***** Given data

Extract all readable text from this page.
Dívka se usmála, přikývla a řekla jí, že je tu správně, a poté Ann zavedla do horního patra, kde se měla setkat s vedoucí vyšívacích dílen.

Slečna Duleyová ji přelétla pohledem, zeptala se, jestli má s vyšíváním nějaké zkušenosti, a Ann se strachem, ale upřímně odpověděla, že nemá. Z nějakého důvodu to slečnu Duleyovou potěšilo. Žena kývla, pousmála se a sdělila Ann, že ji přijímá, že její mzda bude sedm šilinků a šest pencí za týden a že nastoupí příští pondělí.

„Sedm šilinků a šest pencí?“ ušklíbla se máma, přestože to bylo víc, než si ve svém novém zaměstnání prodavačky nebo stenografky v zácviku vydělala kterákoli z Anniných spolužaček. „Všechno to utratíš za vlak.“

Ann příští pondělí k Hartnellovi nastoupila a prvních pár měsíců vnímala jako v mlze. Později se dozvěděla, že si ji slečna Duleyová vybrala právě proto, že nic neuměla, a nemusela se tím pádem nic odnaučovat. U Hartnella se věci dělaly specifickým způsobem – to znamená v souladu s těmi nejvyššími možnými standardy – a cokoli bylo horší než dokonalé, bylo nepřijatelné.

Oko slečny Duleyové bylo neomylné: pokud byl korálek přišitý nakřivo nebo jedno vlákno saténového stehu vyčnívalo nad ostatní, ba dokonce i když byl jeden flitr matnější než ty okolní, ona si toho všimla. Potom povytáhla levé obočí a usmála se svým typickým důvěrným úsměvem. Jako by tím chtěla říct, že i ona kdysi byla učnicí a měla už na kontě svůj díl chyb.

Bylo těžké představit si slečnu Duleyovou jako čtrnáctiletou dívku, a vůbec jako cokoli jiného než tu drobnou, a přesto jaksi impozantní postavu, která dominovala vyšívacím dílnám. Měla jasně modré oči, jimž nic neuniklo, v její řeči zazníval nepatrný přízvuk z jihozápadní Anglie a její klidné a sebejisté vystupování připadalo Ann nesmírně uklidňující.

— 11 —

**********

Transcribe every line of the data, exactly as it stands.

• [Correct response]:
Extract all readable text from this page.
Dívka se usmála, přikývla a řekla jí, že je tu správně, a poté Ann zavedla do horního patra, kde se měla setkat s vedoucí vyšívacích dílen.

Slečna Duleyová ji přelétla pohledem, zeptala se, jestli má s vyšíváním nějaké zkušenosti, a Ann se strachem, ale upřímně odpověděla, že nemá. Z nějakého důvodu to slečnu Duleyovou potěšilo. Žena kývla, pousmála se a sdělila Ann, že ji přijímá, že její mzda bude sedm šilinků a šest pencí za týden a že nastoupí příští pondělí.

„Sedm šilinků a šest pencí?“ ušklíbla se máma, přestože to bylo víc, než si ve svém novém zaměstnání prodavačky nebo stenografky v zácviku vydělala kterákoli z Anniných spolužaček. „Všechno to utratíš za vlak.“

Ann příští pondělí k Hartnellovi nastoupila a prvních pár měsíců vnímala jako v mlze. Později se dozvěděla, že si ji slečna Duleyová vybrala právě proto, že nic neuměla, a nemusela se tím pádem nic odnaučovat. U Hartnella se věci dělaly specifickým způsobem – to znamená v souladu s těmi nejvyššími možnými standardy – a cokoli bylo horší než dokonalé, bylo nepřijatelné.

Oko slečny Duleyové bylo neomylné: pokud byl korálek přišitý nakřivo nebo jedno vlákno saténového stehu vyčnívalo nad ostatní, ba dokonce i když byl jeden flitr matnější než ty okolní, ona si toho všimla. Potom povytáhla levé obočí a usmála se svým typickým důvěrným úsměvem. Jako by tím chtěla říct, že i ona kdysi byla učnicí a měla už na kontě svůj díl chyb.

Bylo těžké představit si slečnu Duleyovou jako čtrnáctiletou dívku, a vůbec jako cokoli jiného než tu drobnou, a přesto jaksi impozantní postavu, která dominovala vyšívacím dílnám. Měla jasně modré oči, jimž nic neuniklo, v její řeči zazníval nepatrný přízvuk z jihozápadní Anglie a její klidné a sebejisté vystupování připadalo Ann nesmírně uklidňující.

— 11 —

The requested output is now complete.